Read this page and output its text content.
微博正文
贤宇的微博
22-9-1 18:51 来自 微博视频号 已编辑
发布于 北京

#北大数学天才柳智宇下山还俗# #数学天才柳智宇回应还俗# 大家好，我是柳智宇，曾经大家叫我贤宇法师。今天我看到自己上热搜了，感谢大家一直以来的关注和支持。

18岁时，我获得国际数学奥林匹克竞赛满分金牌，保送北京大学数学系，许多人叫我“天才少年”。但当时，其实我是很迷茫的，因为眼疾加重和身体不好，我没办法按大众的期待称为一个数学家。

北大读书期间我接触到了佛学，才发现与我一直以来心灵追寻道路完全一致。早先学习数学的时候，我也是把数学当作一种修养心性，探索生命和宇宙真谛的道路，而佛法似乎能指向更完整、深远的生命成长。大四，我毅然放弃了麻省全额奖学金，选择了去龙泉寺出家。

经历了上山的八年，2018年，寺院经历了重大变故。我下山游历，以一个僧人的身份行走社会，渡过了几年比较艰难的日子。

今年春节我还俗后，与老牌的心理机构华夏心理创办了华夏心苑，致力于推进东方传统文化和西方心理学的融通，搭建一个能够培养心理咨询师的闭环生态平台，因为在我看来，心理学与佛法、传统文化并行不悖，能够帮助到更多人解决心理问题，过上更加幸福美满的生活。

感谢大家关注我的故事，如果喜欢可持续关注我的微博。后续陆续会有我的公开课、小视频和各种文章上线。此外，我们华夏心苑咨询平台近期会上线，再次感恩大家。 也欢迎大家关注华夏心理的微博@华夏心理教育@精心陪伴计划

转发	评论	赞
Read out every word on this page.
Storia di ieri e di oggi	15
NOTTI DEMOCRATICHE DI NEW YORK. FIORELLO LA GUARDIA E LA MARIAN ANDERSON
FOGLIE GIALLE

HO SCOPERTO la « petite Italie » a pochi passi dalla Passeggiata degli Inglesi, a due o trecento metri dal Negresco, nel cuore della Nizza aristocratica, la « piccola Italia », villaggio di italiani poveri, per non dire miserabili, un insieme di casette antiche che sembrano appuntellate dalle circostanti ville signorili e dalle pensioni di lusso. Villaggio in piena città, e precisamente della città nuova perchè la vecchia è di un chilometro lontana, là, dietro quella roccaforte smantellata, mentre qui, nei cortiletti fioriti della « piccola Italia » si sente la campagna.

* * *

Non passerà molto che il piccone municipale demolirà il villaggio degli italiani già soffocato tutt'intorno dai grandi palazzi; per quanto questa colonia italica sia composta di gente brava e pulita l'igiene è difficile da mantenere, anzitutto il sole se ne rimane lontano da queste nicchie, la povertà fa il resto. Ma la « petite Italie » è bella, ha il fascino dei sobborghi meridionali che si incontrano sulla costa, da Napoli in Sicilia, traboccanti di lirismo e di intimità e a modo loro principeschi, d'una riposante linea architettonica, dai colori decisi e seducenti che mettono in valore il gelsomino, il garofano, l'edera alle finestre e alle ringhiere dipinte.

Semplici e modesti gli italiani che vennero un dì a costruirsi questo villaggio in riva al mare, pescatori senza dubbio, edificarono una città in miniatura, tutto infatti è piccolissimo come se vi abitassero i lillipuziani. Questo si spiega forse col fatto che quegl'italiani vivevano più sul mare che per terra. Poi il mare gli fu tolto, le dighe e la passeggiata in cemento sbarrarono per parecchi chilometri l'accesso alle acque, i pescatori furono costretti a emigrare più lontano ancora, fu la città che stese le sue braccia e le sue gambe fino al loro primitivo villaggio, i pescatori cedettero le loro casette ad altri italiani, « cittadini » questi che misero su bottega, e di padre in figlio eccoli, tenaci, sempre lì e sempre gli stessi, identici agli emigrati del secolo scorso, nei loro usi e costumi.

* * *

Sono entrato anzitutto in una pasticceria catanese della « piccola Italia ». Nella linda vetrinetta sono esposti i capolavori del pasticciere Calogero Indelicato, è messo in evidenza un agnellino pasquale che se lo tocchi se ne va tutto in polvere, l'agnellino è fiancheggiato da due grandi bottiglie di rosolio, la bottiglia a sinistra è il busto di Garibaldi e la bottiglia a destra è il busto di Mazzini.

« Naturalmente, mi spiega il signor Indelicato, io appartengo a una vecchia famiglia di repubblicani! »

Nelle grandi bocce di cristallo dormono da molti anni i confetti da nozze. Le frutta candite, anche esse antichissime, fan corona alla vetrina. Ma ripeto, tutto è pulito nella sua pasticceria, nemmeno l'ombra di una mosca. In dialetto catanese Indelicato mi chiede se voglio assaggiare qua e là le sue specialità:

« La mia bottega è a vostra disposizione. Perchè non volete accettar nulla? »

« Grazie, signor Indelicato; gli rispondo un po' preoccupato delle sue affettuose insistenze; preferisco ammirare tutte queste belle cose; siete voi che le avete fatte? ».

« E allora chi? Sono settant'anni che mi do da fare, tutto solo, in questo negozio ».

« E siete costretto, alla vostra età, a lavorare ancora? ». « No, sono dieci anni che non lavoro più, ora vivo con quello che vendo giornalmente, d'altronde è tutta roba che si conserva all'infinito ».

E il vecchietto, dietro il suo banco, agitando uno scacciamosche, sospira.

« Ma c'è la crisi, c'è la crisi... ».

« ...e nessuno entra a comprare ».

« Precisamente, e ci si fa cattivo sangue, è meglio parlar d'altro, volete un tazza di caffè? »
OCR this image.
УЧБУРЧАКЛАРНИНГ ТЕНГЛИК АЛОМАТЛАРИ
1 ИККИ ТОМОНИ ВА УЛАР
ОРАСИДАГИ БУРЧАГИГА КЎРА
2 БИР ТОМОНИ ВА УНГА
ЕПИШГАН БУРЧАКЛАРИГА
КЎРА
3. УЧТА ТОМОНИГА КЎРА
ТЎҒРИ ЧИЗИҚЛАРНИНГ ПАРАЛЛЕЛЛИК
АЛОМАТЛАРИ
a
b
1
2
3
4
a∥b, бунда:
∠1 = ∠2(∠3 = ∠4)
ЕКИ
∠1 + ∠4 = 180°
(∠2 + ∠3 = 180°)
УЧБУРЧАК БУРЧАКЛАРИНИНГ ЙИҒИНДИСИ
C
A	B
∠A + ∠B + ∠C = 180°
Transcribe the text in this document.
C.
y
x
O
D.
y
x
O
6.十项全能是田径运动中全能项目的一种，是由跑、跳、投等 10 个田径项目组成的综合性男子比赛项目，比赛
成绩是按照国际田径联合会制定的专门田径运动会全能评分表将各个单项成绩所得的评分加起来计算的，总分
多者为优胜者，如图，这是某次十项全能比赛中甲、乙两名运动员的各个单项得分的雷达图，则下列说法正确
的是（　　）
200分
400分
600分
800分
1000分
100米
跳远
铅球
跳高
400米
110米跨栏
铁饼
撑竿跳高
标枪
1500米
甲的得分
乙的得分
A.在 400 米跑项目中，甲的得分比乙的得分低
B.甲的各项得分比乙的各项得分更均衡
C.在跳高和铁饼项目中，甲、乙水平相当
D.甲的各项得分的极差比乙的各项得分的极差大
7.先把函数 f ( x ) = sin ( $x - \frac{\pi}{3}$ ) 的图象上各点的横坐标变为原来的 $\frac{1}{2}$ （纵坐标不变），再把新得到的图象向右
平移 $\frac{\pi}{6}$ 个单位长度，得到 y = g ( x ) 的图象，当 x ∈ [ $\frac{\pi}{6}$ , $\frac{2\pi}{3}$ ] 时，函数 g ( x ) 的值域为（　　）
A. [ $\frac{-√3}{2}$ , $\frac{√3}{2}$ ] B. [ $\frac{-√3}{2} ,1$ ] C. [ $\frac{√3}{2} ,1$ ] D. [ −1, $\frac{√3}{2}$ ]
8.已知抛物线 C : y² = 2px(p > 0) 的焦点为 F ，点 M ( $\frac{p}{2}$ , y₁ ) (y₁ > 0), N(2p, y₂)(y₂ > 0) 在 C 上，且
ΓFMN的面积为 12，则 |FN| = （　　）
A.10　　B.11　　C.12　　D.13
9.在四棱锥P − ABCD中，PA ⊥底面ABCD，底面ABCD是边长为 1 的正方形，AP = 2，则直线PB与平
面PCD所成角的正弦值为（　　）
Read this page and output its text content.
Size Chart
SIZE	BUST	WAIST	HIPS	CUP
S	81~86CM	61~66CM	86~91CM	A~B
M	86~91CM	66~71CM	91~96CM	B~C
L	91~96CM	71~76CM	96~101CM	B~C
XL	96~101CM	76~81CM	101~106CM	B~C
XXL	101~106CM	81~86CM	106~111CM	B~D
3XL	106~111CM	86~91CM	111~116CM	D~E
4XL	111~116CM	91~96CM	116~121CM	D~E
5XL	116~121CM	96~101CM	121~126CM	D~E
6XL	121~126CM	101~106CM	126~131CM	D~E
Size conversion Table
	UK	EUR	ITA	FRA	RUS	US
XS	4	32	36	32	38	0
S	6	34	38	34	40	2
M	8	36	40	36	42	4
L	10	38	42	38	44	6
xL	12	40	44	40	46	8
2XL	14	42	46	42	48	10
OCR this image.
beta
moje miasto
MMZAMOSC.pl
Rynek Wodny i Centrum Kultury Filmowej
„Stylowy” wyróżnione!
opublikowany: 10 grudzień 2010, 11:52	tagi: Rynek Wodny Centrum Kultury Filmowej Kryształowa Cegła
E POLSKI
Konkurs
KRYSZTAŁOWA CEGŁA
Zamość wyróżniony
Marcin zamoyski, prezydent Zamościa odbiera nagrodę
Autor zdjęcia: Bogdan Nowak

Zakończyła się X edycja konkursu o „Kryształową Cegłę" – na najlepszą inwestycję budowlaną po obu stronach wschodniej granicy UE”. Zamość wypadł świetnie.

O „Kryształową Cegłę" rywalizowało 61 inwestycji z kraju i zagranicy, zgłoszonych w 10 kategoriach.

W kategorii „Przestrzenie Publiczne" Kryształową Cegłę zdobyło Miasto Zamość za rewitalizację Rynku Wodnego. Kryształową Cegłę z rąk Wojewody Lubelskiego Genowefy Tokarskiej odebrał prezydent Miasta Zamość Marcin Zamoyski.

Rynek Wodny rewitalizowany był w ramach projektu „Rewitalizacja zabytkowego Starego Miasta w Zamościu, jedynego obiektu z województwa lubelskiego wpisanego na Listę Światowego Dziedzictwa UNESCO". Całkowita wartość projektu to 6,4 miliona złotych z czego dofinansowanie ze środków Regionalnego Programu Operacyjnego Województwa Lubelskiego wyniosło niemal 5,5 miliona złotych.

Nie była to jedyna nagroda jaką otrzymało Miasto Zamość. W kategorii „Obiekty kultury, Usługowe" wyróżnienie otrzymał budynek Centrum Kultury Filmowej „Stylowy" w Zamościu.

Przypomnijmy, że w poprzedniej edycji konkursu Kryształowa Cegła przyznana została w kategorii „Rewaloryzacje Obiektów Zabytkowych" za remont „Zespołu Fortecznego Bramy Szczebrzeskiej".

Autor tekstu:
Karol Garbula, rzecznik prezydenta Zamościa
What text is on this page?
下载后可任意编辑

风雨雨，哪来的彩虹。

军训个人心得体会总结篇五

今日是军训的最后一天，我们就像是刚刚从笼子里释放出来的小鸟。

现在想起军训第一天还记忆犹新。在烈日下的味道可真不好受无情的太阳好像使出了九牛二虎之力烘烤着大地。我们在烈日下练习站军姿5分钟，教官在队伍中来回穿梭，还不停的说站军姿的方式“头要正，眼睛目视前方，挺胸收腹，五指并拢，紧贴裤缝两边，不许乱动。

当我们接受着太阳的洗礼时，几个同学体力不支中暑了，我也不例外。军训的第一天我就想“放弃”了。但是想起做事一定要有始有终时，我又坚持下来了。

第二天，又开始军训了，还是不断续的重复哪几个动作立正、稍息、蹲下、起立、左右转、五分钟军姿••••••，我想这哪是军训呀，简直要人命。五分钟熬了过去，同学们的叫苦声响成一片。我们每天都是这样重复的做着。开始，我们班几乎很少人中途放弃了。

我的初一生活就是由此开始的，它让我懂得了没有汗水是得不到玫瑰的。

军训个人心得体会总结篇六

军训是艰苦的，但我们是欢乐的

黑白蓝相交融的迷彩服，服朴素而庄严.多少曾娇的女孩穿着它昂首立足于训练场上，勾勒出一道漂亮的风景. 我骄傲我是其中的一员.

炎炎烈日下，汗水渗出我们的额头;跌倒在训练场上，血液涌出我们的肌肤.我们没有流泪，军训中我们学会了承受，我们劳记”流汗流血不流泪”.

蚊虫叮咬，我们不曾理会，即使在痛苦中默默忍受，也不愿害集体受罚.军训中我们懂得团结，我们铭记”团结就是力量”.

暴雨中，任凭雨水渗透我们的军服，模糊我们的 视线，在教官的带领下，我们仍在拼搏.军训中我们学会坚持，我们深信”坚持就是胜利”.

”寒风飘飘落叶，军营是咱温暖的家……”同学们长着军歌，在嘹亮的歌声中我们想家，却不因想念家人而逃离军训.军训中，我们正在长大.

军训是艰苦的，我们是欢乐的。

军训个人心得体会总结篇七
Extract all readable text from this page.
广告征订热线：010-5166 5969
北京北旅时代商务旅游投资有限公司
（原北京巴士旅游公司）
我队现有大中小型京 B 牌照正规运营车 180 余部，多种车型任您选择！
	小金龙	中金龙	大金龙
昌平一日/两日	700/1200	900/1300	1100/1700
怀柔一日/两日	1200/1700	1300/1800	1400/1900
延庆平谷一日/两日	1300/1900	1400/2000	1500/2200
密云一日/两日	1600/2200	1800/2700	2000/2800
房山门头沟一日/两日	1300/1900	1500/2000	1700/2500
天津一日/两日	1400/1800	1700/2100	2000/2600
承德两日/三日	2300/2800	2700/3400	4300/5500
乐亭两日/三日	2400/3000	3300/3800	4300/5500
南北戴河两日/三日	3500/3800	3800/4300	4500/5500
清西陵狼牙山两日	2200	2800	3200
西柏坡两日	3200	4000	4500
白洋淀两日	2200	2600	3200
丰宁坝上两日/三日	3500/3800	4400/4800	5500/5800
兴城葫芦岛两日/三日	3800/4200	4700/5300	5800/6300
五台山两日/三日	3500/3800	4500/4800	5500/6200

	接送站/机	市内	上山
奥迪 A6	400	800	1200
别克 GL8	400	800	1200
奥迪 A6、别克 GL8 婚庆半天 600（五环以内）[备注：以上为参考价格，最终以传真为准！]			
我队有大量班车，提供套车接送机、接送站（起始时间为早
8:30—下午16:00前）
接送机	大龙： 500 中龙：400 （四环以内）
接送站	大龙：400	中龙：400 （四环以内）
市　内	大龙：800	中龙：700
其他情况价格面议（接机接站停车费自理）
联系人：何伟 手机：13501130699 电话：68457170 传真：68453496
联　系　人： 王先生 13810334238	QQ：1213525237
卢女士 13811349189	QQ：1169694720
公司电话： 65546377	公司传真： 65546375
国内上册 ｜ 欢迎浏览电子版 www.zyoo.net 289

### WHAT IS NEEDED:
In the records, locate each line holding the string "Kultury" and copy it.

### SOLUTION TO THE EXERCISE:
Rynek Wodny i Centrum Kultury Filmowej
opublikowany: 10 grudzień 2010, 11:52	tagi: Rynek Wodny Centrum Kultury Filmowej Kryształowa Cegła
Nie była to jedyna nagroda jaką otrzymało Miasto Zamość. W kategorii „Obiekty kultury, Usługowe" wyróżnienie otrzymał budynek Centrum Kultury Filmowej „Stylowy" w Zamościu.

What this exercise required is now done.